(DATA SECTION):

::::::::

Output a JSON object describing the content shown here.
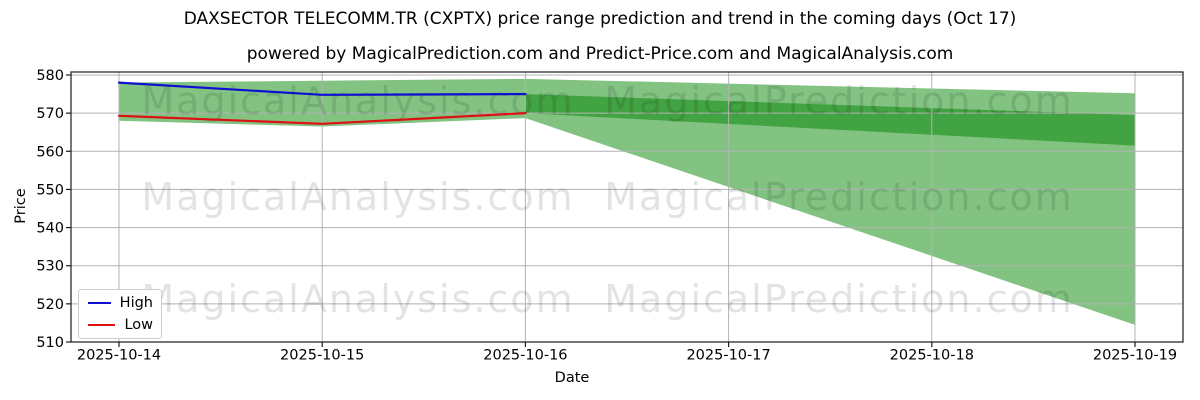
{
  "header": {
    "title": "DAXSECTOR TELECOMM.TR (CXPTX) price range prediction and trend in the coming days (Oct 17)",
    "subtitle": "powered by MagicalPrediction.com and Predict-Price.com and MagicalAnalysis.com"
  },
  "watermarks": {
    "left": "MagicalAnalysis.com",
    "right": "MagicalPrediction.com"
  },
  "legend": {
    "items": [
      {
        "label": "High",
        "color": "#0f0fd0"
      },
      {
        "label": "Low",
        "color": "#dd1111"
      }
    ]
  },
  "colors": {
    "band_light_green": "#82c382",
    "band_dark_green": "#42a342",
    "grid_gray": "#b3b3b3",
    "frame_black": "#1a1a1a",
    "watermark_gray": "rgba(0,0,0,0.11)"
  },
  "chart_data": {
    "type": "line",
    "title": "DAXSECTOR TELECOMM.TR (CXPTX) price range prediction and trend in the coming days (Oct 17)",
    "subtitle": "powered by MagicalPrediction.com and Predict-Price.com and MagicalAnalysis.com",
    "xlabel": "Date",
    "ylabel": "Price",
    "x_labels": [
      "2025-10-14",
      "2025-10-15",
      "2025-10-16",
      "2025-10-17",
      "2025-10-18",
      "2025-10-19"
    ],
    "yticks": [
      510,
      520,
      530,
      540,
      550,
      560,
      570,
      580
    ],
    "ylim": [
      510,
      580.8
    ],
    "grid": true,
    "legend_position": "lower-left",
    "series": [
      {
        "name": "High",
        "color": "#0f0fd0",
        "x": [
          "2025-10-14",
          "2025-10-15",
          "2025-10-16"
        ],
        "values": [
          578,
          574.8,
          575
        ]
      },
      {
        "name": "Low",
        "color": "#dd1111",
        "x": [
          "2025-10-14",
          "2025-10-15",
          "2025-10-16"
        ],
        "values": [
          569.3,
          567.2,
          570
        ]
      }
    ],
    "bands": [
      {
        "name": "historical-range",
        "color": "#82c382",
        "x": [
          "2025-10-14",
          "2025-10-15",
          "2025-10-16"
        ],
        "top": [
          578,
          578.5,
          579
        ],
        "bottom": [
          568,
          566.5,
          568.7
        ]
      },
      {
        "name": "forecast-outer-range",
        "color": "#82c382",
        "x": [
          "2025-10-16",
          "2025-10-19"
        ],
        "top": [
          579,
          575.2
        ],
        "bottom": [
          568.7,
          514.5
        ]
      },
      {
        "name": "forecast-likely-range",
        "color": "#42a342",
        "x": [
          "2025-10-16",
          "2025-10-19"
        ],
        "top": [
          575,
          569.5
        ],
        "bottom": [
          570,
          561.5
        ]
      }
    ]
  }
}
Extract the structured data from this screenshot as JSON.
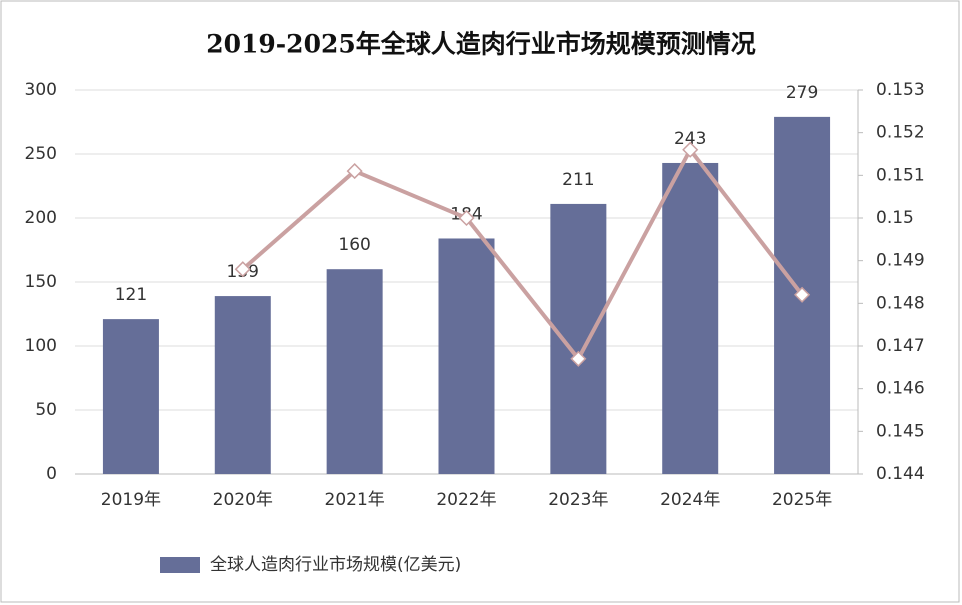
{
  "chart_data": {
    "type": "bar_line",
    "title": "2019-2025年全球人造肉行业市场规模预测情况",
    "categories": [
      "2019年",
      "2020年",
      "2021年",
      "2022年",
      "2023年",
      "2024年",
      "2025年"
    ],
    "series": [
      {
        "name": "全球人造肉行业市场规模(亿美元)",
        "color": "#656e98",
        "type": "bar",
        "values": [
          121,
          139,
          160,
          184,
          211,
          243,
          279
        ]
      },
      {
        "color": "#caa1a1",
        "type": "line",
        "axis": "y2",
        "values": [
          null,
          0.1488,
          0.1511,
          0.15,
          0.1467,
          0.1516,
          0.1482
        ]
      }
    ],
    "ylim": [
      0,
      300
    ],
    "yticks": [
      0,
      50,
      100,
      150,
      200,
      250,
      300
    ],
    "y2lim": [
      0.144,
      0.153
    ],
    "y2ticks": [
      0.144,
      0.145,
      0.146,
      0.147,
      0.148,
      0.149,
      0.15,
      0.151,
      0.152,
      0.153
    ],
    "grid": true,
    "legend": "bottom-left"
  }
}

::::::::

(AIM OF THE TASK): Leave the pictures out, and print every line of the listing exactly as written.

(SOLUTION TO THIS EXERCISE):
Output a JSON object describing the content shown here.
{
  "header": {
    "title": "DAXSECTOR TELECOMM.TR (CXPTX) price range prediction and trend in the coming days (Oct 17)",
    "subtitle": "powered by MagicalPrediction.com and Predict-Price.com and MagicalAnalysis.com"
  },
  "watermarks": {
    "left": "MagicalAnalysis.com",
    "right": "MagicalPrediction.com"
  },
  "legend": {
    "items": [
      {
        "label": "High",
        "color": "#0f0fd0"
      },
      {
        "label": "Low",
        "color": "#dd1111"
      }
    ]
  },
  "colors": {
    "band_light_green": "#82c382",
    "band_dark_green": "#42a342",
    "grid_gray": "#b3b3b3",
    "frame_black": "#1a1a1a",
    "watermark_gray": "rgba(0,0,0,0.11)"
  },
  "chart_data": {
    "type": "line",
    "title": "DAXSECTOR TELECOMM.TR (CXPTX) price range prediction and trend in the coming days (Oct 17)",
    "subtitle": "powered by MagicalPrediction.com and Predict-Price.com and MagicalAnalysis.com",
    "xlabel": "Date",
    "ylabel": "Price",
    "x_labels": [
      "2025-10-14",
      "2025-10-15",
      "2025-10-16",
      "2025-10-17",
      "2025-10-18",
      "2025-10-19"
    ],
    "yticks": [
      510,
      520,
      530,
      540,
      550,
      560,
      570,
      580
    ],
    "ylim": [
      510,
      580.8
    ],
    "grid": true,
    "legend_position": "lower-left",
    "series": [
      {
        "name": "High",
        "color": "#0f0fd0",
        "x": [
          "2025-10-14",
          "2025-10-15",
          "2025-10-16"
        ],
        "values": [
          578,
          574.8,
          575
        ]
      },
      {
        "name": "Low",
        "color": "#dd1111",
        "x": [
          "2025-10-14",
          "2025-10-15",
          "2025-10-16"
        ],
        "values": [
          569.3,
          567.2,
          570
        ]
      }
    ],
    "bands": [
      {
        "name": "historical-range",
        "color": "#82c382",
        "x": [
          "2025-10-14",
          "2025-10-15",
          "2025-10-16"
        ],
        "top": [
          578,
          578.5,
          579
        ],
        "bottom": [
          568,
          566.5,
          568.7
        ]
      },
      {
        "name": "forecast-outer-range",
        "color": "#82c382",
        "x": [
          "2025-10-16",
          "2025-10-19"
        ],
        "top": [
          579,
          575.2
        ],
        "bottom": [
          568.7,
          514.5
        ]
      },
      {
        "name": "forecast-likely-range",
        "color": "#42a342",
        "x": [
          "2025-10-16",
          "2025-10-19"
        ],
        "top": [
          575,
          569.5
        ],
        "bottom": [
          570,
          561.5
        ]
      }
    ]
  }
}
Extract the structured data from this screenshot as JSON.
{
  "chart_data": {
    "type": "bar_line",
    "title": "2019-2025年全球人造肉行业市场规模预测情况",
    "categories": [
      "2019年",
      "2020年",
      "2021年",
      "2022年",
      "2023年",
      "2024年",
      "2025年"
    ],
    "series": [
      {
        "name": "全球人造肉行业市场规模(亿美元)",
        "color": "#656e98",
        "type": "bar",
        "values": [
          121,
          139,
          160,
          184,
          211,
          243,
          279
        ]
      },
      {
        "color": "#caa1a1",
        "type": "line",
        "axis": "y2",
        "values": [
          null,
          0.1488,
          0.1511,
          0.15,
          0.1467,
          0.1516,
          0.1482
        ]
      }
    ],
    "ylim": [
      0,
      300
    ],
    "yticks": [
      0,
      50,
      100,
      150,
      200,
      250,
      300
    ],
    "y2lim": [
      0.144,
      0.153
    ],
    "y2ticks": [
      0.144,
      0.145,
      0.146,
      0.147,
      0.148,
      0.149,
      0.15,
      0.151,
      0.152,
      0.153
    ],
    "grid": true,
    "legend": "bottom-left"
  }
}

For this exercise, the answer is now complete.